• 任务要求
请统计下面的记录中含有字符串“type”的行数，只写出这个数字。

• 给定记录
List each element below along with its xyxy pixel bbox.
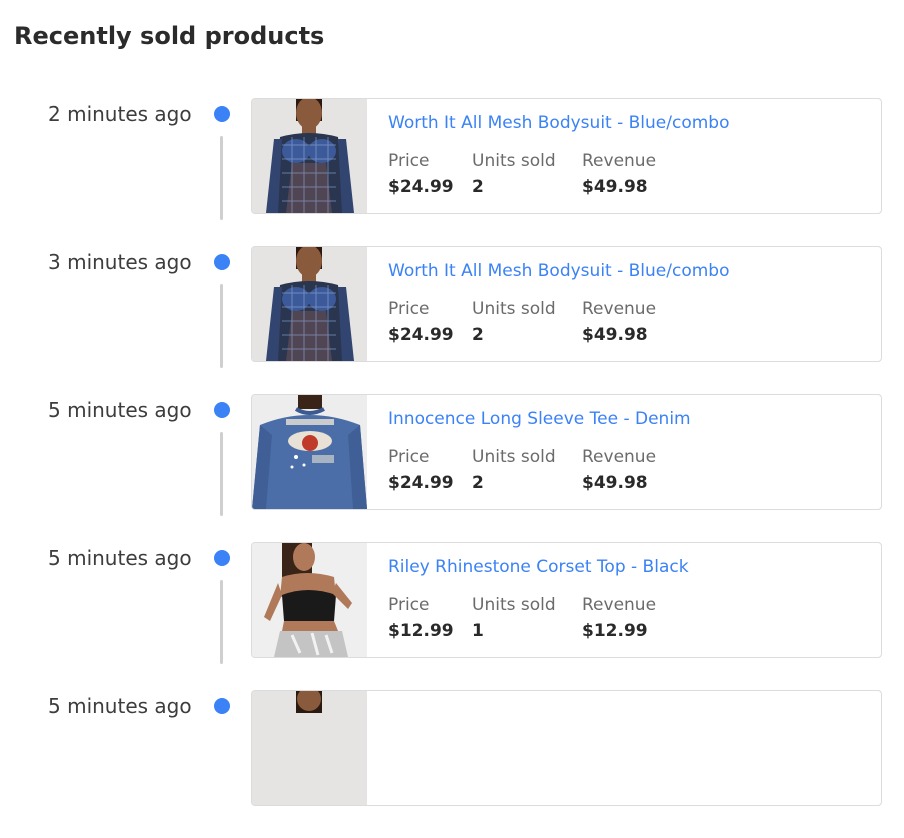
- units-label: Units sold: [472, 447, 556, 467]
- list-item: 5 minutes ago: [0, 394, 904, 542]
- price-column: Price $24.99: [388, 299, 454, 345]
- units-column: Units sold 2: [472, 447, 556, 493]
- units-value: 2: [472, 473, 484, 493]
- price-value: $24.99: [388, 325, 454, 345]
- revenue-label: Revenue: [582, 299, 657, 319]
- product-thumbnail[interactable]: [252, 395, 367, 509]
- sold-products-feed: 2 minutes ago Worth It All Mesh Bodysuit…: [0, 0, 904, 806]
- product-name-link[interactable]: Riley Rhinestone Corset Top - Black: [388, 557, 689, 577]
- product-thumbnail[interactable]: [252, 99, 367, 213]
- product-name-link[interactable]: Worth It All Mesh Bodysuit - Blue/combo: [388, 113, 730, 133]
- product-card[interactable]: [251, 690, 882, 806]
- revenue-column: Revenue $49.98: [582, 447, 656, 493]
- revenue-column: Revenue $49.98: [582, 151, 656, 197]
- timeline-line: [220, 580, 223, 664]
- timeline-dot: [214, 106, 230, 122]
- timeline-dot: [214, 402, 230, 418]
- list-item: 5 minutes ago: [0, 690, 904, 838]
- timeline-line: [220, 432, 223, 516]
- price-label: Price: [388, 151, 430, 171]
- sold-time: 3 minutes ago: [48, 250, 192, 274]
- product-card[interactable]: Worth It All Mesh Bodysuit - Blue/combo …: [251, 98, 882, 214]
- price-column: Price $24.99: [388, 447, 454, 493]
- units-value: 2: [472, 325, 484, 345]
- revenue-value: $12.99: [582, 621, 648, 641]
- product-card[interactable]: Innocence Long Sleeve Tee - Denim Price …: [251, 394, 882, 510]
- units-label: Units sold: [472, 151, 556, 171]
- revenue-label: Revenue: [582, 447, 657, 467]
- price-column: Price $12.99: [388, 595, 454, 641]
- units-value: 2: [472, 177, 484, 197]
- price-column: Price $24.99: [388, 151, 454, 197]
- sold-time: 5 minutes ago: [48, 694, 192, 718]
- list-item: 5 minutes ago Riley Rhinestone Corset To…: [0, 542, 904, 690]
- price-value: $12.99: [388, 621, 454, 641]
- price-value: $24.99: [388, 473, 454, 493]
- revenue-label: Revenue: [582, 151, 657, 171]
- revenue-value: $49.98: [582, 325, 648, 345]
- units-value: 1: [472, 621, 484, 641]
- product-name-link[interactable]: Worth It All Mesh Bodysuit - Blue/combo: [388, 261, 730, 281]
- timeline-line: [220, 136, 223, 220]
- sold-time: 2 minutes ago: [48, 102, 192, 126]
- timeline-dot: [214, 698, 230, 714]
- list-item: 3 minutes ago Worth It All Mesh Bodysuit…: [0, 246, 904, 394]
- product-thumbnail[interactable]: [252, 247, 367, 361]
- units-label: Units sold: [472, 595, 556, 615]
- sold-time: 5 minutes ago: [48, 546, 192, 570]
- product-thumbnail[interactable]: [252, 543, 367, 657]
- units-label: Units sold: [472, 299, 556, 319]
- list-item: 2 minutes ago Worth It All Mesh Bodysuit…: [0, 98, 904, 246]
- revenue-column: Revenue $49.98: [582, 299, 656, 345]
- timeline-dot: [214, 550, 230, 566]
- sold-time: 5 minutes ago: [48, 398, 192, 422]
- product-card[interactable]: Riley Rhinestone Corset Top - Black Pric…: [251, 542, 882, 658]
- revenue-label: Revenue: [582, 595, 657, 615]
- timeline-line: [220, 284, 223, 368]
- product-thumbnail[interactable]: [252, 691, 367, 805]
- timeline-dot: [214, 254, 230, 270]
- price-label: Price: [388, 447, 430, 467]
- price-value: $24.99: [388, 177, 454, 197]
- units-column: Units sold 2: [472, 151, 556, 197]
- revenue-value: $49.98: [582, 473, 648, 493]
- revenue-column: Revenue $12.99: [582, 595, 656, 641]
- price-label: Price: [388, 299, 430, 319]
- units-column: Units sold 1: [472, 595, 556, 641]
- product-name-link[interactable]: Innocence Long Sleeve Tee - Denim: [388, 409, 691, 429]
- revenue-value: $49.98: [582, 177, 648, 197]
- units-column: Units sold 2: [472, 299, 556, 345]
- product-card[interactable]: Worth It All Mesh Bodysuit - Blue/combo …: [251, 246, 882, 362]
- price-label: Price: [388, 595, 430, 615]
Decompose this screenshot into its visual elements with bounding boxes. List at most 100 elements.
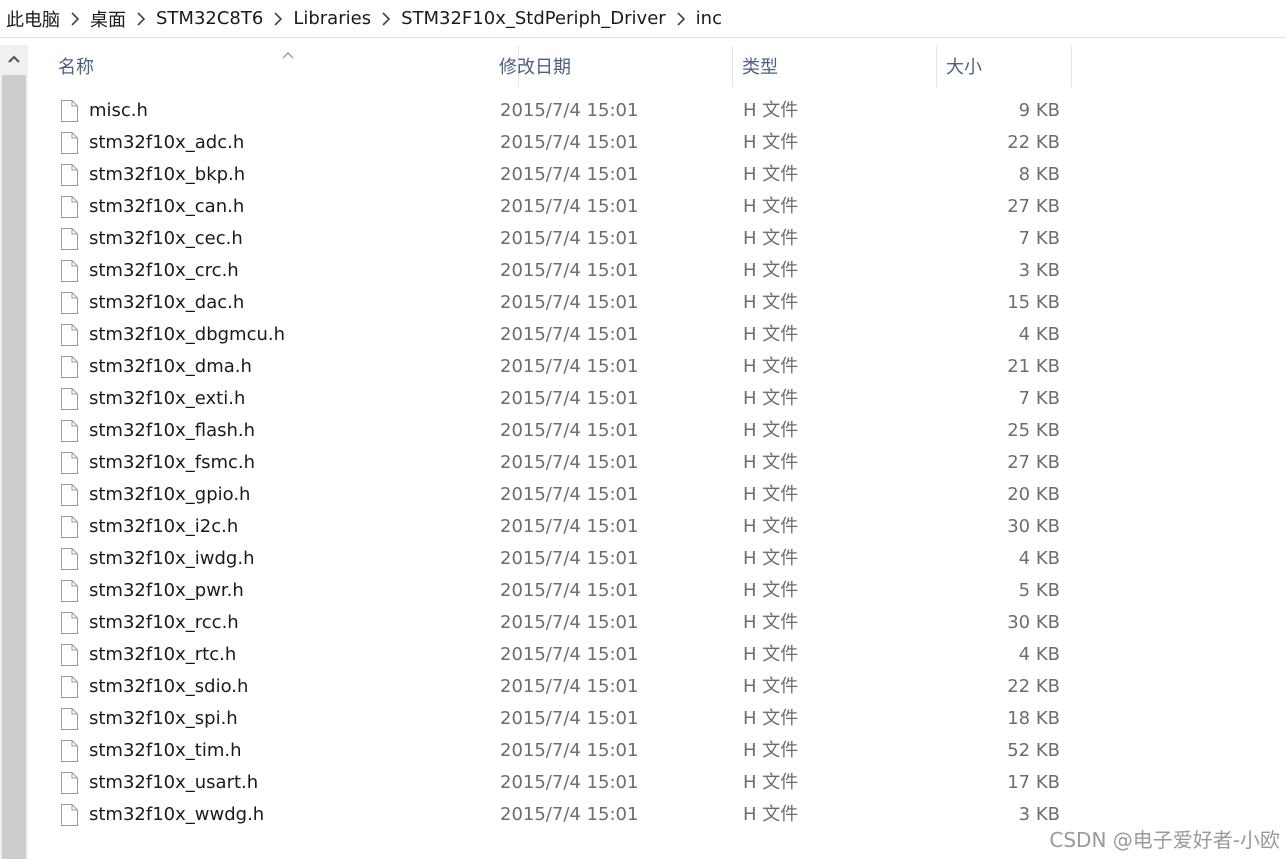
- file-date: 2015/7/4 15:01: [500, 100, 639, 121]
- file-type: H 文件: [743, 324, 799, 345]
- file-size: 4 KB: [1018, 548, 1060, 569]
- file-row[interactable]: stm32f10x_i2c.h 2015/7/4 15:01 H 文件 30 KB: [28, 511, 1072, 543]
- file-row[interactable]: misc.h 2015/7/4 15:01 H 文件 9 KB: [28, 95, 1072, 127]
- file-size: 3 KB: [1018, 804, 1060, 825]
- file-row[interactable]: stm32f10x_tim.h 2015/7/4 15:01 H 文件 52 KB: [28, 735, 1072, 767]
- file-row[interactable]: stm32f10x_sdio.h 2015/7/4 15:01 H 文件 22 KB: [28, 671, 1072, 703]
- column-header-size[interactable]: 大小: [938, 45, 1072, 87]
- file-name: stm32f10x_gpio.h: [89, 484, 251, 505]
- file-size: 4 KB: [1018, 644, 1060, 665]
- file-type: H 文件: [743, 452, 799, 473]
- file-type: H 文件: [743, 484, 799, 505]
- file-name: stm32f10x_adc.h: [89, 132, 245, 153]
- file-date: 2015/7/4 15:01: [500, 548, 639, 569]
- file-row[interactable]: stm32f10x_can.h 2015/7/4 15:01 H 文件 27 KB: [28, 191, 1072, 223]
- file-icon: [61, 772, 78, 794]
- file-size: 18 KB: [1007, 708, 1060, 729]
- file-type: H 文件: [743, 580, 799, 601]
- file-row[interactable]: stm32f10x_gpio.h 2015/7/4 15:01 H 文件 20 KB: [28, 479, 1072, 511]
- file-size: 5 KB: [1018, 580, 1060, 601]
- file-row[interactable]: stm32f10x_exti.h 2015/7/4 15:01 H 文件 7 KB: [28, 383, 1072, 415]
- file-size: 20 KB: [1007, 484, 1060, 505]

• 答案
4